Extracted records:
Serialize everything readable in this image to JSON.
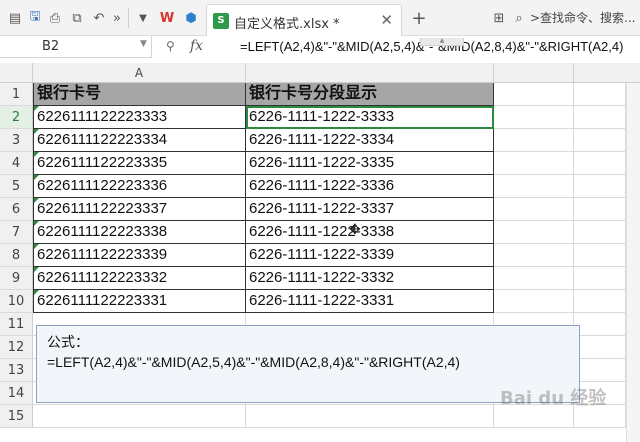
{
  "title_bar": {
    "tab_label": "自定义格式.xlsx *",
    "tab_icon_text": "S",
    "search_label": ">查找命令、搜索..."
  },
  "formula_bar": {
    "cell_ref": "B2",
    "fx_label": "fx",
    "formula": "=LEFT(A2,4)&\"-\"&MID(A2,5,4)&\"-\"&MID(A2,8,4)&\"-\"&RIGHT(A2,4)"
  },
  "sheet": {
    "columns": [
      "A",
      ""
    ],
    "row_numbers": [
      "1",
      "2",
      "3",
      "4",
      "5",
      "6",
      "7",
      "8",
      "9",
      "10",
      "11",
      "12",
      "13",
      "14",
      "15"
    ],
    "active_row": "2",
    "header": [
      "银行卡号",
      "银行卡号分段显示"
    ],
    "rows": [
      [
        "6226111122223333",
        "6226-1111-1222-3333"
      ],
      [
        "6226111122223334",
        "6226-1111-1222-3334"
      ],
      [
        "6226111122223335",
        "6226-1111-1222-3335"
      ],
      [
        "6226111122223336",
        "6226-1111-1222-3336"
      ],
      [
        "6226111122223337",
        "6226-1111-1222-3337"
      ],
      [
        "6226111122223338",
        "6226-1111-1222-3338"
      ],
      [
        "6226111122223339",
        "6226-1111-1222-3339"
      ],
      [
        "6226111122223332",
        "6226-1111-1222-3332"
      ],
      [
        "6226111122223331",
        "6226-1111-1222-3331"
      ]
    ]
  },
  "note": {
    "label": "公式：",
    "formula": "=LEFT(A2,4)&\"-\"&MID(A2,5,4)&\"-\"&MID(A2,8,4)&\"-\"&RIGHT(A2,4)"
  },
  "watermark": "Bai du 经验",
  "colors": {
    "header_fill": "#a6a6a6",
    "selection": "#2b8a3e",
    "note_border": "#8aa3c2"
  }
}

| WORK INSTRUCTIONS |
Copy every line above word for word and exclude the pictures.

| FINAL RESULT |
Serialize everything readable in this image to JSON.
{
  "title_bar": {
    "tab_label": "自定义格式.xlsx *",
    "tab_icon_text": "S",
    "search_label": ">查找命令、搜索..."
  },
  "formula_bar": {
    "cell_ref": "B2",
    "fx_label": "fx",
    "formula": "=LEFT(A2,4)&\"-\"&MID(A2,5,4)&\"-\"&MID(A2,8,4)&\"-\"&RIGHT(A2,4)"
  },
  "sheet": {
    "columns": [
      "A",
      ""
    ],
    "row_numbers": [
      "1",
      "2",
      "3",
      "4",
      "5",
      "6",
      "7",
      "8",
      "9",
      "10",
      "11",
      "12",
      "13",
      "14",
      "15"
    ],
    "active_row": "2",
    "header": [
      "银行卡号",
      "银行卡号分段显示"
    ],
    "rows": [
      [
        "6226111122223333",
        "6226-1111-1222-3333"
      ],
      [
        "6226111122223334",
        "6226-1111-1222-3334"
      ],
      [
        "6226111122223335",
        "6226-1111-1222-3335"
      ],
      [
        "6226111122223336",
        "6226-1111-1222-3336"
      ],
      [
        "6226111122223337",
        "6226-1111-1222-3337"
      ],
      [
        "6226111122223338",
        "6226-1111-1222-3338"
      ],
      [
        "6226111122223339",
        "6226-1111-1222-3339"
      ],
      [
        "6226111122223332",
        "6226-1111-1222-3332"
      ],
      [
        "6226111122223331",
        "6226-1111-1222-3331"
      ]
    ]
  },
  "note": {
    "label": "公式：",
    "formula": "=LEFT(A2,4)&\"-\"&MID(A2,5,4)&\"-\"&MID(A2,8,4)&\"-\"&RIGHT(A2,4)"
  },
  "watermark": "Bai du 经验",
  "colors": {
    "header_fill": "#a6a6a6",
    "selection": "#2b8a3e",
    "note_border": "#8aa3c2"
  }
}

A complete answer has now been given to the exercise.